§ **Passage provided**
+++++
On Sun 2020-12-06 21:57:46, John Ogness wrote:
> On 2020-12-04, Petr Mladek <pmladek@...e.com> wrote:
> >> diff --git a/kernel/printk/printk.c b/kernel/printk/printk.c
> >> index e9018c4e1b66..7385101210be 100644
> >> --- a/kernel/printk/printk.c
> >> +++ b/kernel/printk/printk.c
> >> @@ -785,7 +749,6 @@ static loff_t devkmsg_llseek(struct file *file, loff_t offset, int whence)
> >>  	if (offset)
> >>  		return -ESPIPE;
> >>  
> >> -	logbuf_lock_irq();
> >
> > user->seq manipulation is not longer safe from the atomicity point of
> > view.
> >
> > One solution would be to use atomic variable in struct devkmsg_user().
> > Another solution would be to synchronize it with user->lock like we do
> > in devkmsg_read().
> >
> > user->lock looks like an overhead. But it actually would make sense to
> > prevent seek in the middle of a read.
> 
> I would prefer using atomic64_t. Using user->lock could introduce some
> wacky regression.

OK, fair enough. User space might do crazy stuff.
+++++
§ **Record extracts**

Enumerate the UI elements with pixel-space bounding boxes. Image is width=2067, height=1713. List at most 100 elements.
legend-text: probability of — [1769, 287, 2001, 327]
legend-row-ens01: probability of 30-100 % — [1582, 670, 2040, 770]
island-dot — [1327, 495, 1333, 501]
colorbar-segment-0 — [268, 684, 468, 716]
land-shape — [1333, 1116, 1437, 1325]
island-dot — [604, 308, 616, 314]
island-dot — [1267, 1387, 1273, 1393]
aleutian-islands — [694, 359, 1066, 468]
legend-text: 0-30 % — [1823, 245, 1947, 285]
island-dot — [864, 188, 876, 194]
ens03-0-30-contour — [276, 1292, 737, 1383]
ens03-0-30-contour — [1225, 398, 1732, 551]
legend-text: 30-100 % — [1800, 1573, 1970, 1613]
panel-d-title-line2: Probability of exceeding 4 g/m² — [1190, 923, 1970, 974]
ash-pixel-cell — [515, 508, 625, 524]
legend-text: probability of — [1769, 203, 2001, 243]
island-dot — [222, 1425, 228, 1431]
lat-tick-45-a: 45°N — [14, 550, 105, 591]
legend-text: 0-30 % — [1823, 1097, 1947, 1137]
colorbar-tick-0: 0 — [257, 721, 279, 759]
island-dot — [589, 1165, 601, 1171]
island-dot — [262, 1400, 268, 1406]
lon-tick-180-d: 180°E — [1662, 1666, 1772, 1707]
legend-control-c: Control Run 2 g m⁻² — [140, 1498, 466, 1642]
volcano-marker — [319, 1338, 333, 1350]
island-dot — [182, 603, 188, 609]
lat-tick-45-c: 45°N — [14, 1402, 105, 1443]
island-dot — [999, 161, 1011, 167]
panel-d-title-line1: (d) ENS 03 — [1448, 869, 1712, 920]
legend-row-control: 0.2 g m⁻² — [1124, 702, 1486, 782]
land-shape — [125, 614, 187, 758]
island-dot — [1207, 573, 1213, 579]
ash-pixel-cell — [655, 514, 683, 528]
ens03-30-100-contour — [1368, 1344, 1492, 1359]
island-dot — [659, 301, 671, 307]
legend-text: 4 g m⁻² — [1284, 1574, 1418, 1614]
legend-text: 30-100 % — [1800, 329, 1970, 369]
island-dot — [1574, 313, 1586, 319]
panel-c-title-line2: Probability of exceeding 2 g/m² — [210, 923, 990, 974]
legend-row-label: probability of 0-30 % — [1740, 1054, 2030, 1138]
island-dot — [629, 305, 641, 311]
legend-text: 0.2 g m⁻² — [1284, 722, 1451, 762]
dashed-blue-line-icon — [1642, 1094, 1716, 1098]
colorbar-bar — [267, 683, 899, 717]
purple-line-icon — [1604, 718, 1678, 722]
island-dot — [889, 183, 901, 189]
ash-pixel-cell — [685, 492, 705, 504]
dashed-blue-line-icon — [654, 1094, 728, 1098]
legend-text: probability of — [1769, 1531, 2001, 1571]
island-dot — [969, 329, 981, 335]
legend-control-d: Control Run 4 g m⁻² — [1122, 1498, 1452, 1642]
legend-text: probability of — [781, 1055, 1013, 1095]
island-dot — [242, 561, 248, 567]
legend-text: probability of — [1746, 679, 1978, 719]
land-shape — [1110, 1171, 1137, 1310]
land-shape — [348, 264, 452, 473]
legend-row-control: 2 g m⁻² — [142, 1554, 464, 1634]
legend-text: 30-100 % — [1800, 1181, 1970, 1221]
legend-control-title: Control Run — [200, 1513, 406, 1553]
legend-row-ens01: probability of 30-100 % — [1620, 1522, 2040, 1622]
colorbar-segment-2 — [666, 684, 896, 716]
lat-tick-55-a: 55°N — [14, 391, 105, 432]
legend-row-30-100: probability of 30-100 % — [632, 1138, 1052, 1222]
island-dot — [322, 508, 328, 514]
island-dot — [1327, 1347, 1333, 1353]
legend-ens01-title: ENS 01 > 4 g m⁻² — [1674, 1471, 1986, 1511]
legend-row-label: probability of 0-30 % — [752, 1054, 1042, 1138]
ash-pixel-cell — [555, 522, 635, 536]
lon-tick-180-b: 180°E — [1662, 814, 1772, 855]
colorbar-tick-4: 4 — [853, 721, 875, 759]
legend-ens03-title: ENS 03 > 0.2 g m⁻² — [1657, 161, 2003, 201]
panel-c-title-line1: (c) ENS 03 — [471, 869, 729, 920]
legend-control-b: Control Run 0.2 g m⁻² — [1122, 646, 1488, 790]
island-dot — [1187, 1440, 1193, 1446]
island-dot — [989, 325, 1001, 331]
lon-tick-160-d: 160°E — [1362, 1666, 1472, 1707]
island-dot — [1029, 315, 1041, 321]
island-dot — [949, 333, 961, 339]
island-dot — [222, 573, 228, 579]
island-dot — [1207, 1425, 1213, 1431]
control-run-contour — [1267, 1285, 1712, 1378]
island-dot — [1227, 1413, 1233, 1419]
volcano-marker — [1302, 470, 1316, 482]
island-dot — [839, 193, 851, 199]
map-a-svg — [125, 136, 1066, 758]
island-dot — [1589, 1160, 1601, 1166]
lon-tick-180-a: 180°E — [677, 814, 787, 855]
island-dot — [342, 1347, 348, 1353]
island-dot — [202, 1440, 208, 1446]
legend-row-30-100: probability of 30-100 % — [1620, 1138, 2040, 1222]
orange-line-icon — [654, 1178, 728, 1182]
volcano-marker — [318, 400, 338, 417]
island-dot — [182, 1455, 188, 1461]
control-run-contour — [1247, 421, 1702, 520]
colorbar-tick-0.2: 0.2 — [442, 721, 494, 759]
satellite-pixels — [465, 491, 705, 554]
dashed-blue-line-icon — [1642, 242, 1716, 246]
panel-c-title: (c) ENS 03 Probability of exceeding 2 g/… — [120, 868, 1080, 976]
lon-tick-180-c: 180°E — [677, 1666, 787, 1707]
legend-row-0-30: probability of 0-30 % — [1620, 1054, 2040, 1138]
+++++
§ **Prompt A**
Duplicate the portion of the printk email exchange that begins at the words "On Sun 2020-12-06" and stops after "offset, int whence)".
§ **Prompt B**
List every identifier in the printk email exchange that begins with "devkmsg_".
§ **Prompt C**
In the printk email exchange, which type does John Ogness say he would prefer to use?
The records aren't needed for this work.

§ **Worked solution A**
On Sun 2020-12-06 21:57:46, John Ogness wrote:
> On 2020-12-04, Petr Mladek <pmladek@...e.com> wrote:
> >> diff --git a/kernel/printk/printk.c b/kernel/printk/printk.c
> >> index e9018c4e1b66..7385101210be 100644
> >> --- a/kernel/printk/printk.c
> >> +++ b/kernel/printk/printk.c
> >> @@ -785,7 +749,6 @@ static loff_t devkmsg_llseek(struct file *file, loff_t offset, int whence)

§ **Worked solution B**
devkmsg_llseek, devkmsg_user, devkmsg_read

§ **Worked solution C**
atomic64_t